- **WHAT YOU WILL DO**:
Can you transcribe every record below exactly as it appears?

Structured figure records
-=-=-
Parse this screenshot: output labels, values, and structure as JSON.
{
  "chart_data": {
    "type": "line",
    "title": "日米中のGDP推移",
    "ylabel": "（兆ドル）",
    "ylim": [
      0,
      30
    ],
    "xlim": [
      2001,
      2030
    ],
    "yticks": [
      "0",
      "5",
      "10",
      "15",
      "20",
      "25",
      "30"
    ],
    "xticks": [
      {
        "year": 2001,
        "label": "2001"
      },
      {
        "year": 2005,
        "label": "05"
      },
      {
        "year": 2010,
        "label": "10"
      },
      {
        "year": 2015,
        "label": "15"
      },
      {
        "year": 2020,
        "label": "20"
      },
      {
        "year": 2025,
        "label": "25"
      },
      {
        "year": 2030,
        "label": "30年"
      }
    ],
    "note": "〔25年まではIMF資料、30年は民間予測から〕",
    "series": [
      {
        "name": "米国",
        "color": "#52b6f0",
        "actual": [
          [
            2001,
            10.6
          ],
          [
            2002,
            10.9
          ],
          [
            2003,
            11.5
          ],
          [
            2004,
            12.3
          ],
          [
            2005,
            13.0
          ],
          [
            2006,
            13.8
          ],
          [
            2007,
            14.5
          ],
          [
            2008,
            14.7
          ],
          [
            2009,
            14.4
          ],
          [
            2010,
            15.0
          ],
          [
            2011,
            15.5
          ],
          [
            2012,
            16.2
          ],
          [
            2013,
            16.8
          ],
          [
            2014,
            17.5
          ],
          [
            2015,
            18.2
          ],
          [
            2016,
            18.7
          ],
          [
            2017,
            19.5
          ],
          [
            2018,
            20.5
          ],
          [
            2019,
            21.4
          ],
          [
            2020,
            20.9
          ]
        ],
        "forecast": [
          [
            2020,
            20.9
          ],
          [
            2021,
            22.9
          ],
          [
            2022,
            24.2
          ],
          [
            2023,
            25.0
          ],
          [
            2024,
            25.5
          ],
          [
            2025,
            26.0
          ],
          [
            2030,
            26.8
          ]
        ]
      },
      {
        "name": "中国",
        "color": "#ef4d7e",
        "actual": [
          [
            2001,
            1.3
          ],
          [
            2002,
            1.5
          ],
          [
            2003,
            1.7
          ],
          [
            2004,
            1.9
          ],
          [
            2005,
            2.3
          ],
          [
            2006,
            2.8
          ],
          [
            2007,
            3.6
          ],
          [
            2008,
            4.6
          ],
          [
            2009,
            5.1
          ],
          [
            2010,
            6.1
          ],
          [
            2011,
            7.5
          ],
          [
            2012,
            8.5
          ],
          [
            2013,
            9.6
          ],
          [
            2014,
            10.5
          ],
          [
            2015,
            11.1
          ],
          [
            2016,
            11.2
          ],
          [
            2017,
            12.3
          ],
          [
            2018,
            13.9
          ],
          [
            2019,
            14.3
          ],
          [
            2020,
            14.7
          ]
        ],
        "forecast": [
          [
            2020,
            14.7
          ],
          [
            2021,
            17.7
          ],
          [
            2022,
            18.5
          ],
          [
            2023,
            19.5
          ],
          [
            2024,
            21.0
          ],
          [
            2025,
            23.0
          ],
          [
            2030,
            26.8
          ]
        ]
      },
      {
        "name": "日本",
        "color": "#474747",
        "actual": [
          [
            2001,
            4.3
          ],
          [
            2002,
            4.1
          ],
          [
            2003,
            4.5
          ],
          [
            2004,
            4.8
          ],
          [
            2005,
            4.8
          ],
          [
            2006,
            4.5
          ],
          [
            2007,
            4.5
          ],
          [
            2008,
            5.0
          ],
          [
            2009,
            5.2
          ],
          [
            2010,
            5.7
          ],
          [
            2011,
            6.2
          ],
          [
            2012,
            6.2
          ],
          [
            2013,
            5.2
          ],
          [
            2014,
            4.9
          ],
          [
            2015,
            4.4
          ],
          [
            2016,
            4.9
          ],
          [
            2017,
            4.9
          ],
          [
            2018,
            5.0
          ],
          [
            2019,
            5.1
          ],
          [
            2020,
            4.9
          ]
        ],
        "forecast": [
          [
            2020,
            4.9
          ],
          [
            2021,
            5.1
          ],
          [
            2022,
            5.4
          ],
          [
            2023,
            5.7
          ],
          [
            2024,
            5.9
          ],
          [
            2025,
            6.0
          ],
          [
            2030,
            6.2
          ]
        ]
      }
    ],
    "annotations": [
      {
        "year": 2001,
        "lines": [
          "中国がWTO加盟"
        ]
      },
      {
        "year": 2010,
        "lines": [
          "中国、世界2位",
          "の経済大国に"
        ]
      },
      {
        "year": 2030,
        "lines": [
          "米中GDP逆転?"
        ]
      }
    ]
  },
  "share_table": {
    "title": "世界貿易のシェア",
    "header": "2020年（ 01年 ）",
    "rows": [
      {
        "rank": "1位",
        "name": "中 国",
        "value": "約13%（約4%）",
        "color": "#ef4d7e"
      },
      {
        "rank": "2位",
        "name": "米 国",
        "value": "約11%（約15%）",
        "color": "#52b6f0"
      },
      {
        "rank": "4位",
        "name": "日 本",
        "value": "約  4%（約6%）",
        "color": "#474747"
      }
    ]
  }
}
-=-=-
- **FINAL RESULT**:
Parse this screenshot: output labels, values, and structure as JSON.
{
  "chart_data": {
    "type": "line",
    "title": "日米中のGDP推移",
    "ylabel": "（兆ドル）",
    "ylim": [
      0,
      30
    ],
    "xlim": [
      2001,
      2030
    ],
    "yticks": [
      "0",
      "5",
      "10",
      "15",
      "20",
      "25",
      "30"
    ],
    "xticks": [
      {
        "year": 2001,
        "label": "2001"
      },
      {
        "year": 2005,
        "label": "05"
      },
      {
        "year": 2010,
        "label": "10"
      },
      {
        "year": 2015,
        "label": "15"
      },
      {
        "year": 2020,
        "label": "20"
      },
      {
        "year": 2025,
        "label": "25"
      },
      {
        "year": 2030,
        "label": "30年"
      }
    ],
    "note": "〔25年まではIMF資料、30年は民間予測から〕",
    "series": [
      {
        "name": "米国",
        "color": "#52b6f0",
        "actual": [
          [
            2001,
            10.6
          ],
          [
            2002,
            10.9
          ],
          [
            2003,
            11.5
          ],
          [
            2004,
            12.3
          ],
          [
            2005,
            13.0
          ],
          [
            2006,
            13.8
          ],
          [
            2007,
            14.5
          ],
          [
            2008,
            14.7
          ],
          [
            2009,
            14.4
          ],
          [
            2010,
            15.0
          ],
          [
            2011,
            15.5
          ],
          [
            2012,
            16.2
          ],
          [
            2013,
            16.8
          ],
          [
            2014,
            17.5
          ],
          [
            2015,
            18.2
          ],
          [
            2016,
            18.7
          ],
          [
            2017,
            19.5
          ],
          [
            2018,
            20.5
          ],
          [
            2019,
            21.4
          ],
          [
            2020,
            20.9
          ]
        ],
        "forecast": [
          [
            2020,
            20.9
          ],
          [
            2021,
            22.9
          ],
          [
            2022,
            24.2
          ],
          [
            2023,
            25.0
          ],
          [
            2024,
            25.5
          ],
          [
            2025,
            26.0
          ],
          [
            2030,
            26.8
          ]
        ]
      },
      {
        "name": "中国",
        "color": "#ef4d7e",
        "actual": [
          [
            2001,
            1.3
          ],
          [
            2002,
            1.5
          ],
          [
            2003,
            1.7
          ],
          [
            2004,
            1.9
          ],
          [
            2005,
            2.3
          ],
          [
            2006,
            2.8
          ],
          [
            2007,
            3.6
          ],
          [
            2008,
            4.6
          ],
          [
            2009,
            5.1
          ],
          [
            2010,
            6.1
          ],
          [
            2011,
            7.5
          ],
          [
            2012,
            8.5
          ],
          [
            2013,
            9.6
          ],
          [
            2014,
            10.5
          ],
          [
            2015,
            11.1
          ],
          [
            2016,
            11.2
          ],
          [
            2017,
            12.3
          ],
          [
            2018,
            13.9
          ],
          [
            2019,
            14.3
          ],
          [
            2020,
            14.7
          ]
        ],
        "forecast": [
          [
            2020,
            14.7
          ],
          [
            2021,
            17.7
          ],
          [
            2022,
            18.5
          ],
          [
            2023,
            19.5
          ],
          [
            2024,
            21.0
          ],
          [
            2025,
            23.0
          ],
          [
            2030,
            26.8
          ]
        ]
      },
      {
        "name": "日本",
        "color": "#474747",
        "actual": [
          [
            2001,
            4.3
          ],
          [
            2002,
            4.1
          ],
          [
            2003,
            4.5
          ],
          [
            2004,
            4.8
          ],
          [
            2005,
            4.8
          ],
          [
            2006,
            4.5
          ],
          [
            2007,
            4.5
          ],
          [
            2008,
            5.0
          ],
          [
            2009,
            5.2
          ],
          [
            2010,
            5.7
          ],
          [
            2011,
            6.2
          ],
          [
            2012,
            6.2
          ],
          [
            2013,
            5.2
          ],
          [
            2014,
            4.9
          ],
          [
            2015,
            4.4
          ],
          [
            2016,
            4.9
          ],
          [
            2017,
            4.9
          ],
          [
            2018,
            5.0
          ],
          [
            2019,
            5.1
          ],
          [
            2020,
            4.9
          ]
        ],
        "forecast": [
          [
            2020,
            4.9
          ],
          [
            2021,
            5.1
          ],
          [
            2022,
            5.4
          ],
          [
            2023,
            5.7
          ],
          [
            2024,
            5.9
          ],
          [
            2025,
            6.0
          ],
          [
            2030,
            6.2
          ]
        ]
      }
    ],
    "annotations": [
      {
        "year": 2001,
        "lines": [
          "中国がWTO加盟"
        ]
      },
      {
        "year": 2010,
        "lines": [
          "中国、世界2位",
          "の経済大国に"
        ]
      },
      {
        "year": 2030,
        "lines": [
          "米中GDP逆転?"
        ]
      }
    ]
  },
  "share_table": {
    "title": "世界貿易のシェア",
    "header": "2020年（ 01年 ）",
    "rows": [
      {
        "rank": "1位",
        "name": "中 国",
        "value": "約13%（約4%）",
        "color": "#ef4d7e"
      },
      {
        "rank": "2位",
        "name": "米 国",
        "value": "約11%（約15%）",
        "color": "#52b6f0"
      },
      {
        "rank": "4位",
        "name": "日 本",
        "value": "約  4%（約6%）",
        "color": "#474747"
      }
    ]
  }
}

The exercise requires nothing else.